_INSTRUCTIONS TO FOLLOW_. Locate every line in the records below that contains the word "groups", and copy each one.
** begin AVAILABLE DATA **
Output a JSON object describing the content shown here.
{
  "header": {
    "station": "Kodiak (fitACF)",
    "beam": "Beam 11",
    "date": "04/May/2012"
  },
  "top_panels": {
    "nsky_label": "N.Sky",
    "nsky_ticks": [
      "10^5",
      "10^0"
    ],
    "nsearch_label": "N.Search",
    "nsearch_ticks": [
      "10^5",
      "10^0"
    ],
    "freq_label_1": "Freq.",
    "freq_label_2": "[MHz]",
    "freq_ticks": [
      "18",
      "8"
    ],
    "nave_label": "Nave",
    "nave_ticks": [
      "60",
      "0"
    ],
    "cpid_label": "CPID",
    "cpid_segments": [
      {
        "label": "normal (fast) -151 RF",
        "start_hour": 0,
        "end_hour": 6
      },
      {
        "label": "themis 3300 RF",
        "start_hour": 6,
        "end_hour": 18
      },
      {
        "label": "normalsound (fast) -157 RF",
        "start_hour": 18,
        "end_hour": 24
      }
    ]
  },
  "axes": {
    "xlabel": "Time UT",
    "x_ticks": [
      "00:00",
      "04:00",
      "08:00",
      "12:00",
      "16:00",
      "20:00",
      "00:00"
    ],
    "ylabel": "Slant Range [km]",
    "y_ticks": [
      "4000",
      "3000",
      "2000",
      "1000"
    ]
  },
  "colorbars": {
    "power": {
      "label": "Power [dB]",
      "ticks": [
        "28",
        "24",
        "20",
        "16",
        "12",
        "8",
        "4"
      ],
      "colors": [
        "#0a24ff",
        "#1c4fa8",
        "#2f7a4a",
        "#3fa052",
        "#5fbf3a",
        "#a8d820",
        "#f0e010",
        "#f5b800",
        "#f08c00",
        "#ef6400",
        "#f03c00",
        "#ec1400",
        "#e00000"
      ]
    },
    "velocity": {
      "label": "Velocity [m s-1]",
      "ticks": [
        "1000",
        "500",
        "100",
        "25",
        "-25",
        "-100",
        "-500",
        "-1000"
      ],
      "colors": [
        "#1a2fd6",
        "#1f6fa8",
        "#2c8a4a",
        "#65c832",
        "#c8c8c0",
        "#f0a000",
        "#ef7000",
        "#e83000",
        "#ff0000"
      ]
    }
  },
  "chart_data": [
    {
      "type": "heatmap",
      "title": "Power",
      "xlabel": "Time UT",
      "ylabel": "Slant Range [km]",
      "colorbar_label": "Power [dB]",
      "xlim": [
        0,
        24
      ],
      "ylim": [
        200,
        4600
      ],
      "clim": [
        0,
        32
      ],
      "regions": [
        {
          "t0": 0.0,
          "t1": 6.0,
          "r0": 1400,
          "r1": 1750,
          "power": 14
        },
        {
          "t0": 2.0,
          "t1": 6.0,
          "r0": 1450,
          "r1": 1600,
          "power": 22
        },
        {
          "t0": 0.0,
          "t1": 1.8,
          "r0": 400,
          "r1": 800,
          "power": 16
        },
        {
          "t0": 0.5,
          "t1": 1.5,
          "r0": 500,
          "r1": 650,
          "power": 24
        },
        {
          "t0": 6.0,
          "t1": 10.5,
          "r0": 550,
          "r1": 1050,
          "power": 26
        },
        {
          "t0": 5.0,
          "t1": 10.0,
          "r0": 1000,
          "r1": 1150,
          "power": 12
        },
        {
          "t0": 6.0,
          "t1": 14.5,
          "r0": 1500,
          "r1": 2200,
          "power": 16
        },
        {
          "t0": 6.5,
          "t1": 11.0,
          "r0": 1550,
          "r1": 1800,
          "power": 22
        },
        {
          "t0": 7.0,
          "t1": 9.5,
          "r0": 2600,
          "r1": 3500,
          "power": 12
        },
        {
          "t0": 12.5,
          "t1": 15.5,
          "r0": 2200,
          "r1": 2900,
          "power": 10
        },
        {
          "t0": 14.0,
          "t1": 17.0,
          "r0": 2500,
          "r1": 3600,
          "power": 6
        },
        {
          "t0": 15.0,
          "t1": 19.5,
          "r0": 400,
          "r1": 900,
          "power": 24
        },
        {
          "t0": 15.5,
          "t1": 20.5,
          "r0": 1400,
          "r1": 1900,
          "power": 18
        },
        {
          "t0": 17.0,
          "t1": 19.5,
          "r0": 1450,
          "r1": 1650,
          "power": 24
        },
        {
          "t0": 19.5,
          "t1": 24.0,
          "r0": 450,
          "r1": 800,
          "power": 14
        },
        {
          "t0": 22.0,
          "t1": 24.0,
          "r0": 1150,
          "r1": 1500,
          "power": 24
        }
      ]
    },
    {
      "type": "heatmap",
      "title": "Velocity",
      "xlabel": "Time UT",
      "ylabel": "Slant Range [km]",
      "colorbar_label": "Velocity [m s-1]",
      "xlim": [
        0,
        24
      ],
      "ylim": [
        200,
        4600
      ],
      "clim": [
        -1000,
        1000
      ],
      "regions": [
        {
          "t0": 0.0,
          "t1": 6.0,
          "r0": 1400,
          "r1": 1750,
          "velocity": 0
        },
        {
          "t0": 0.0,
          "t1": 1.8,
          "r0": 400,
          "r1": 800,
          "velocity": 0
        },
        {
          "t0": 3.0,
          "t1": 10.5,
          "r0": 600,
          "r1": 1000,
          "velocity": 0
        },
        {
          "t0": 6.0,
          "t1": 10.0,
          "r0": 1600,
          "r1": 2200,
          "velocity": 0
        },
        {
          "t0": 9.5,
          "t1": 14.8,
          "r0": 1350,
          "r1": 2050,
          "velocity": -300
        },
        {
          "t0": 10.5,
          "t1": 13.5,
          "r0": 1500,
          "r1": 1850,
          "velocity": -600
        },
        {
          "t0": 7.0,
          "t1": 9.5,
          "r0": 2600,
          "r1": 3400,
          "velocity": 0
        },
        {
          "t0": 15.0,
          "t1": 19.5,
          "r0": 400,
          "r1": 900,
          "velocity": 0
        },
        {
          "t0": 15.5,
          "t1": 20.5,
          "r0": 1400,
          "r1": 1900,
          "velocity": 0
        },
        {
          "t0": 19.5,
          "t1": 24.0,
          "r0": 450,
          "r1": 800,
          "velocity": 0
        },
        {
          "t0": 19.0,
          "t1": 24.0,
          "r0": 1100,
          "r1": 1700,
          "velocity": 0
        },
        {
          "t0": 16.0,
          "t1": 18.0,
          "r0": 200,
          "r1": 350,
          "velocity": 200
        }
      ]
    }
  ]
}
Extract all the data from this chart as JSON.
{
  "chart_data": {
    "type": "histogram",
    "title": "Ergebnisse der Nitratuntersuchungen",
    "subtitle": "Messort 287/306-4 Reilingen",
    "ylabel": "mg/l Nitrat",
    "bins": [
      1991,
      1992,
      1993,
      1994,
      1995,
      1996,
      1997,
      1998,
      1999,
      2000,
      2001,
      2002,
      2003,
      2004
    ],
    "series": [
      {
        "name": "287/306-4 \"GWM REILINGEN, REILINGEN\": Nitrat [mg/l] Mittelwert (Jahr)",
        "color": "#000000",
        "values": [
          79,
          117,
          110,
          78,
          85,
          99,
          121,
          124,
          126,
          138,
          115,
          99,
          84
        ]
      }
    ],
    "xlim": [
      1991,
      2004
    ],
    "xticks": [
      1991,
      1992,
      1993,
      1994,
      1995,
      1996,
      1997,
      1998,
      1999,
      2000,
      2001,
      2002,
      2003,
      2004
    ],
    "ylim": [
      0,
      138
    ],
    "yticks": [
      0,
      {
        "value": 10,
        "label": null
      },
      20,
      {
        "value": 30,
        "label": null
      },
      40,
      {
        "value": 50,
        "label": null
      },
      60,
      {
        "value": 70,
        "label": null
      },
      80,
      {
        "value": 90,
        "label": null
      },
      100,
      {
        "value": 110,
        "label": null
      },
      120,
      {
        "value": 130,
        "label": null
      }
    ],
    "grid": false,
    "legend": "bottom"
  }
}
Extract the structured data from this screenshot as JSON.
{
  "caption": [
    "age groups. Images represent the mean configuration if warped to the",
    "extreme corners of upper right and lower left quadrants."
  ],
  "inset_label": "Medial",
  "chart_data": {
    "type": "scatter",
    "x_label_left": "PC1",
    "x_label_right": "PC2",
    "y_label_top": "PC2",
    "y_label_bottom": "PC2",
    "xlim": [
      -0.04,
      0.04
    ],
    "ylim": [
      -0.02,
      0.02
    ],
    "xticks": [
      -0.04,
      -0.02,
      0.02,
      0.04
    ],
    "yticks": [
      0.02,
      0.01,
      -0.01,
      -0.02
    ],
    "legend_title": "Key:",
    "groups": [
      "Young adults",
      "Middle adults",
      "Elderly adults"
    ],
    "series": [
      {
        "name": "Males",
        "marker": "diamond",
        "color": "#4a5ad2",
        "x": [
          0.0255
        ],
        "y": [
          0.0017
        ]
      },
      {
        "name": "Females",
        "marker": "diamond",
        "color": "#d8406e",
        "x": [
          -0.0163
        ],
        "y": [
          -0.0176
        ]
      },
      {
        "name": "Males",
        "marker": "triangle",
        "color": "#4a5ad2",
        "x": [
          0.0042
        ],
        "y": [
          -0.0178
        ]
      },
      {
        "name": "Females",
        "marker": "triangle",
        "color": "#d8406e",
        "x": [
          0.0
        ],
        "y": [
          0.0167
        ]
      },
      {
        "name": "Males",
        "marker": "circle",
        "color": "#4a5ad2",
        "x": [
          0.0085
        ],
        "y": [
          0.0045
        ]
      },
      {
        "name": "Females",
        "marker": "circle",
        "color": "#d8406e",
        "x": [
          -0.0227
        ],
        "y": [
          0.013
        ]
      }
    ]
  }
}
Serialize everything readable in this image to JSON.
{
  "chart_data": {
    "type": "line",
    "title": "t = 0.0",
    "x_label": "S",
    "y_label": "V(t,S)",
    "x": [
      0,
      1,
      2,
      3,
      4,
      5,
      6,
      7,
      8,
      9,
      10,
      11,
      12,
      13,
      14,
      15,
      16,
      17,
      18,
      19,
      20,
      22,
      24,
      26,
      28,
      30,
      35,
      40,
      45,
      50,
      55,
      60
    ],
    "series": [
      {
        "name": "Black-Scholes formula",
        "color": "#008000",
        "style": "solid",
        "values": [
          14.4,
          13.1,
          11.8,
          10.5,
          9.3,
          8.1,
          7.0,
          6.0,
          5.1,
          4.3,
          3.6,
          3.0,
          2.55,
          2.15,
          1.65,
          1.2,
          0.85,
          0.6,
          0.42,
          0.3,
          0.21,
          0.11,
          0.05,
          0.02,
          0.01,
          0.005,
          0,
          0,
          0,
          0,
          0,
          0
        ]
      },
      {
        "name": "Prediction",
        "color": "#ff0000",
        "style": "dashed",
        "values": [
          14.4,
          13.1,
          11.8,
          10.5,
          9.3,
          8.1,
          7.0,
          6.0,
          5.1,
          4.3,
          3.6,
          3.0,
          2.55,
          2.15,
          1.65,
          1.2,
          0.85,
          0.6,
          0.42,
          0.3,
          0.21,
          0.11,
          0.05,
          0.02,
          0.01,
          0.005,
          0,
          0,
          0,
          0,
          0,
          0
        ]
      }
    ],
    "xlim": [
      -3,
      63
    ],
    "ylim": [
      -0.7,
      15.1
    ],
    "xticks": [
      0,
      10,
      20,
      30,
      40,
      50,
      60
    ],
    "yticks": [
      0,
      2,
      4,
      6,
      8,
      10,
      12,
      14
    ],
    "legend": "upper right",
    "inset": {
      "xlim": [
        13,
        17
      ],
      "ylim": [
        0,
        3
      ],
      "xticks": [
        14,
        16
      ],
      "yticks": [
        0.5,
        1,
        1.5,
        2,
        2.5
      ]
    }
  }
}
** end AVAILABLE DATA **
_EXERCISE RESPONSE_.
    "age groups. Images represent the mean configuration if warped to the",
    "groups": [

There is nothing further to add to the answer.